> What is needed: Find the string "text" and gather every line that holds it.

··· Material provided

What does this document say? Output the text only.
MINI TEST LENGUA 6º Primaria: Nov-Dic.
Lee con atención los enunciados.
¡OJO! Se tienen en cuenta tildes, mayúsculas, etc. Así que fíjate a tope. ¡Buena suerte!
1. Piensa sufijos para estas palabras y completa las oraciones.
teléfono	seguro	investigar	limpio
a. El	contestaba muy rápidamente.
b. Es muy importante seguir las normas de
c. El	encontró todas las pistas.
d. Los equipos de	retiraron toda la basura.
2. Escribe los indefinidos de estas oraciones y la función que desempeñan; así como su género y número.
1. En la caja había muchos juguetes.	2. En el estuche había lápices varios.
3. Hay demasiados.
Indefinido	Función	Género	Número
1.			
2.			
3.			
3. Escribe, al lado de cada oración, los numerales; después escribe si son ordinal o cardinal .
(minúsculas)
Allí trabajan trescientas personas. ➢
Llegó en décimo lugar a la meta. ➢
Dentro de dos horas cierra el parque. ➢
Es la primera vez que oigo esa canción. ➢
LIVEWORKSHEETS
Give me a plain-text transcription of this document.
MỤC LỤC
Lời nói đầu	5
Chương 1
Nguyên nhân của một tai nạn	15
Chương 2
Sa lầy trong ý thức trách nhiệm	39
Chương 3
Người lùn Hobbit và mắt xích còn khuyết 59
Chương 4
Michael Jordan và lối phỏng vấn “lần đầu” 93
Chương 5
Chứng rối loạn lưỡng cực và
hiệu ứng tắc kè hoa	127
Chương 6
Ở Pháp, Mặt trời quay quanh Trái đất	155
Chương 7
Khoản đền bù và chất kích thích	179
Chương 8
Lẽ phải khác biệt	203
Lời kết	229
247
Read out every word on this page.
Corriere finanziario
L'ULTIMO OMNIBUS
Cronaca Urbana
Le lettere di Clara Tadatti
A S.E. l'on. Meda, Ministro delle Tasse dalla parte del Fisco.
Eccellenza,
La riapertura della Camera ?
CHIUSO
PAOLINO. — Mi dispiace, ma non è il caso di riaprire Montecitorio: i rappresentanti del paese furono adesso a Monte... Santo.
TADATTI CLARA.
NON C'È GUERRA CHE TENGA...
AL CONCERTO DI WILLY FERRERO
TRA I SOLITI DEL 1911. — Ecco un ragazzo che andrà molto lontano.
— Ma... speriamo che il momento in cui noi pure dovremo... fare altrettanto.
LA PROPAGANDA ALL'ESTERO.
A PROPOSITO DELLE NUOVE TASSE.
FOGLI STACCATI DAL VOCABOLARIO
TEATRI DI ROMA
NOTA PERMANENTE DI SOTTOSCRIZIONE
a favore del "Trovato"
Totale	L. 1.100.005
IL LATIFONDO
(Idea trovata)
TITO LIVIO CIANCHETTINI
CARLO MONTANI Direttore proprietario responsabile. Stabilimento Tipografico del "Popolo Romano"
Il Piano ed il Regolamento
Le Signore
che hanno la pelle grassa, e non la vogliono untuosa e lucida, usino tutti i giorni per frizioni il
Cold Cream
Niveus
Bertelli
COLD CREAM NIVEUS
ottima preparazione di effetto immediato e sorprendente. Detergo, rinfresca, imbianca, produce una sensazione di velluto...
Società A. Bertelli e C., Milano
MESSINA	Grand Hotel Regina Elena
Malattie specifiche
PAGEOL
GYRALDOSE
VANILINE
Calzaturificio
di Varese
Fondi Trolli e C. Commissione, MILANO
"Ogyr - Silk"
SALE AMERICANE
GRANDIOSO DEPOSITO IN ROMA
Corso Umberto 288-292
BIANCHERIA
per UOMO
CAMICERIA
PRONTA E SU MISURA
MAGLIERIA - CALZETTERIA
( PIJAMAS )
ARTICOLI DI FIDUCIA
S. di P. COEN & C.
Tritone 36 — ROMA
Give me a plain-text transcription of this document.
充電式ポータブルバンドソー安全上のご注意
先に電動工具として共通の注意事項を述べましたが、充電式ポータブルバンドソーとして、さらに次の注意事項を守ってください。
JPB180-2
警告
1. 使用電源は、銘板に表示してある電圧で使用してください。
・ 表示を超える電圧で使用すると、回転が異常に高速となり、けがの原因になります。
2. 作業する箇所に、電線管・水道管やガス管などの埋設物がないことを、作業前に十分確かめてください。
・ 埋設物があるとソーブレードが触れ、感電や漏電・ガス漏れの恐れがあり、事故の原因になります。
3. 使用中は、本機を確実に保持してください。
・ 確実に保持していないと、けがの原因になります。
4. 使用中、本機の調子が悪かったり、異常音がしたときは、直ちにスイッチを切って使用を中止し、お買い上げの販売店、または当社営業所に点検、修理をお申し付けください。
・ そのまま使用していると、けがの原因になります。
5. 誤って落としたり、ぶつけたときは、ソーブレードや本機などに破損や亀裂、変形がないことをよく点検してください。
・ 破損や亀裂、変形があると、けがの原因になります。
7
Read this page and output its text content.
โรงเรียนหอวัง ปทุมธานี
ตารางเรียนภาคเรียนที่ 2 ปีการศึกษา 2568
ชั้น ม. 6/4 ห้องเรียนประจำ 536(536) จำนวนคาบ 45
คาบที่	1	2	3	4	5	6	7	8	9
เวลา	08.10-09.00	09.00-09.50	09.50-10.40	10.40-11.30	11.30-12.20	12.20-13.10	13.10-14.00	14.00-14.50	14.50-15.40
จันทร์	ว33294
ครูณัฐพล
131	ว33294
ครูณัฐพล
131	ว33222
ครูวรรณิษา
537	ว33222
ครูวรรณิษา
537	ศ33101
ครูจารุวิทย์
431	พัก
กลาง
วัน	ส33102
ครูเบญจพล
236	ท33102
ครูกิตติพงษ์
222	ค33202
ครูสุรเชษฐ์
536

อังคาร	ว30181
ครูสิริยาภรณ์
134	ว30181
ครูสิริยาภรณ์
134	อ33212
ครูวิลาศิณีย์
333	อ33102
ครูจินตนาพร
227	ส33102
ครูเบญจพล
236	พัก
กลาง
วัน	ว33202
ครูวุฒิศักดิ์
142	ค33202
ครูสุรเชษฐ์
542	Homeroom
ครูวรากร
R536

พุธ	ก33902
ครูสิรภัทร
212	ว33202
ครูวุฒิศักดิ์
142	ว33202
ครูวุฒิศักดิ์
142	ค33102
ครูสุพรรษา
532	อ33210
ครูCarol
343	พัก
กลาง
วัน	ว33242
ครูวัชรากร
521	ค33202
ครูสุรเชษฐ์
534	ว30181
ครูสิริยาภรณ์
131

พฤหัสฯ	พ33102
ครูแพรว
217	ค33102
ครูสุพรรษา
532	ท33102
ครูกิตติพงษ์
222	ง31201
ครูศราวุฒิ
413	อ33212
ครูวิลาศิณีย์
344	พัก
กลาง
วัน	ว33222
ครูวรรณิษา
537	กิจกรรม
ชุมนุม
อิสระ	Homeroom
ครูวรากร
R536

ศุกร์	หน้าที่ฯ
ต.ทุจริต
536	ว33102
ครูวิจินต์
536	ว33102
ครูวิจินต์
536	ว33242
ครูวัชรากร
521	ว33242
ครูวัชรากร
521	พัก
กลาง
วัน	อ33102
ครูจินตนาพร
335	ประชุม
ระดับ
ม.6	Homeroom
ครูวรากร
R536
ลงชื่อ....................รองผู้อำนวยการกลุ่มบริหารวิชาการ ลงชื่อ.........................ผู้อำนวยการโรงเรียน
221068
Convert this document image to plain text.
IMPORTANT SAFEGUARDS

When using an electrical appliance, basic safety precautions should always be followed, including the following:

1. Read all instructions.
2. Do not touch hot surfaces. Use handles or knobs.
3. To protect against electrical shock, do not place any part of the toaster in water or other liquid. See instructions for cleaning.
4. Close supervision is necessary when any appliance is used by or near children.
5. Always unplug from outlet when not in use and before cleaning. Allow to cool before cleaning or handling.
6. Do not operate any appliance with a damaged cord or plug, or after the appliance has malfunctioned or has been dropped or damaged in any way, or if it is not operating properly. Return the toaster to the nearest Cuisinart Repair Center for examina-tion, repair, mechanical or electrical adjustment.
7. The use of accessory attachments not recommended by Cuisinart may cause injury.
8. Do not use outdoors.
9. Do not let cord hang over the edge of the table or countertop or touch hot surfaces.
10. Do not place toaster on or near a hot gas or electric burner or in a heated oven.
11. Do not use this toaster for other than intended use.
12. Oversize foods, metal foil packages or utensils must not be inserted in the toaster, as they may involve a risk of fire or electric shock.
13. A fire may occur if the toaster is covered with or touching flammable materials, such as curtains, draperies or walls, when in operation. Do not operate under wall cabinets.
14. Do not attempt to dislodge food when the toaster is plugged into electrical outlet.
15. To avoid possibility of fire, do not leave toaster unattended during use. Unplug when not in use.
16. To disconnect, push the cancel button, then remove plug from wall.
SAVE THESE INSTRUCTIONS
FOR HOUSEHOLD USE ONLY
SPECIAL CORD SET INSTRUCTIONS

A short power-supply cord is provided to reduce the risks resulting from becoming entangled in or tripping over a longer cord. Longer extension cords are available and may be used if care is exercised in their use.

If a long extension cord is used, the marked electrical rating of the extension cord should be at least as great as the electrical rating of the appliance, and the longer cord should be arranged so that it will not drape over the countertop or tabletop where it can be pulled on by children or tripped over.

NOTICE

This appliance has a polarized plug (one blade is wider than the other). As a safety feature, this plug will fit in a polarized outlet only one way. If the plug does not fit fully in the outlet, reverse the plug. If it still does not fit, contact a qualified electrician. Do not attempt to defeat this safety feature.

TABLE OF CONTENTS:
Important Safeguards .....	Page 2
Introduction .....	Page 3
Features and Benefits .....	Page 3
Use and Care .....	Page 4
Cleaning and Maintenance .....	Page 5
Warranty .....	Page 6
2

······

> Response to this task:
What does this document say? Output the text only.
Give me a plain-text transcription of this document.
Give me a plain-text transcription of this document.
Read this page and output its text content.
Convert this document image to plain text.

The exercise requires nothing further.